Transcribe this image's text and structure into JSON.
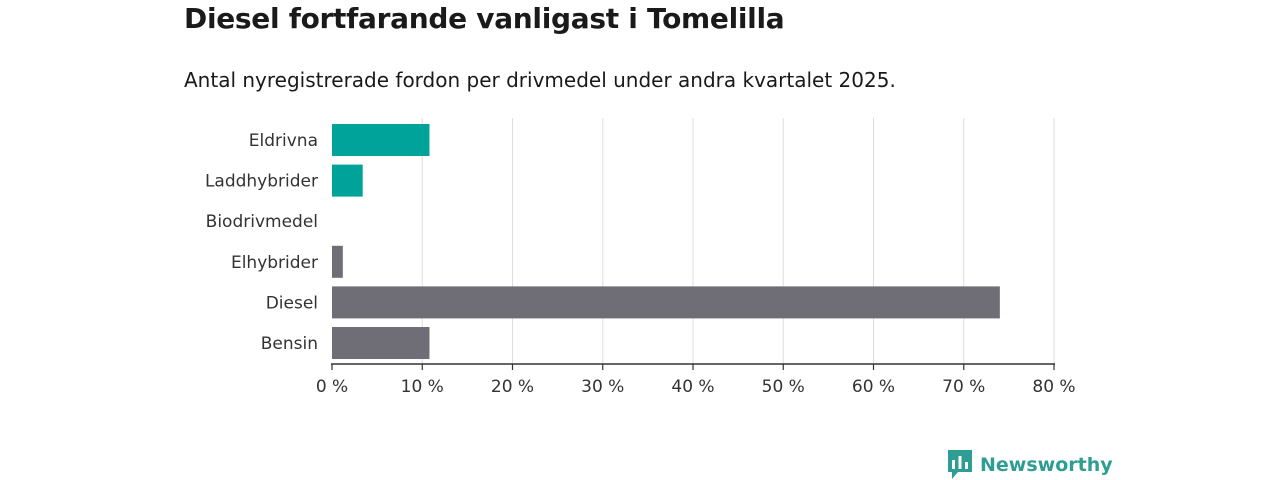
{
  "chart_data": {
    "type": "bar",
    "orientation": "horizontal",
    "title": "Diesel fortfarande vanligast i Tomelilla",
    "subtitle": "Antal nyregistrerade fordon per drivmedel under andra kvartalet 2025.",
    "categories": [
      "Eldrivna",
      "Laddhybrider",
      "Biodrivmedel",
      "Elhybrider",
      "Diesel",
      "Bensin"
    ],
    "values": [
      10.8,
      3.4,
      0,
      1.2,
      74.0,
      10.8
    ],
    "bar_colors": [
      "#00a39a",
      "#00a39a",
      "#00a39a",
      "#6f6e76",
      "#6f6e76",
      "#6f6e76"
    ],
    "xlim": [
      0,
      80
    ],
    "xticks": [
      0,
      10,
      20,
      30,
      40,
      50,
      60,
      70,
      80
    ],
    "tick_suffix": " %",
    "grid": true
  },
  "brand": {
    "name": "Newsworthy",
    "color": "#2e9e94"
  }
}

=======

## What you need to do:
Copy out the records above in full, exactly as written, but not the pictures.

## Output for this task:
Transcribe this image's text and structure into JSON.
{
  "chart_data": {
    "type": "bar",
    "orientation": "horizontal",
    "title": "Diesel fortfarande vanligast i Tomelilla",
    "subtitle": "Antal nyregistrerade fordon per drivmedel under andra kvartalet 2025.",
    "categories": [
      "Eldrivna",
      "Laddhybrider",
      "Biodrivmedel",
      "Elhybrider",
      "Diesel",
      "Bensin"
    ],
    "values": [
      10.8,
      3.4,
      0,
      1.2,
      74.0,
      10.8
    ],
    "bar_colors": [
      "#00a39a",
      "#00a39a",
      "#00a39a",
      "#6f6e76",
      "#6f6e76",
      "#6f6e76"
    ],
    "xlim": [
      0,
      80
    ],
    "xticks": [
      0,
      10,
      20,
      30,
      40,
      50,
      60,
      70,
      80
    ],
    "tick_suffix": " %",
    "grid": true
  },
  "brand": {
    "name": "Newsworthy",
    "color": "#2e9e94"
  }
}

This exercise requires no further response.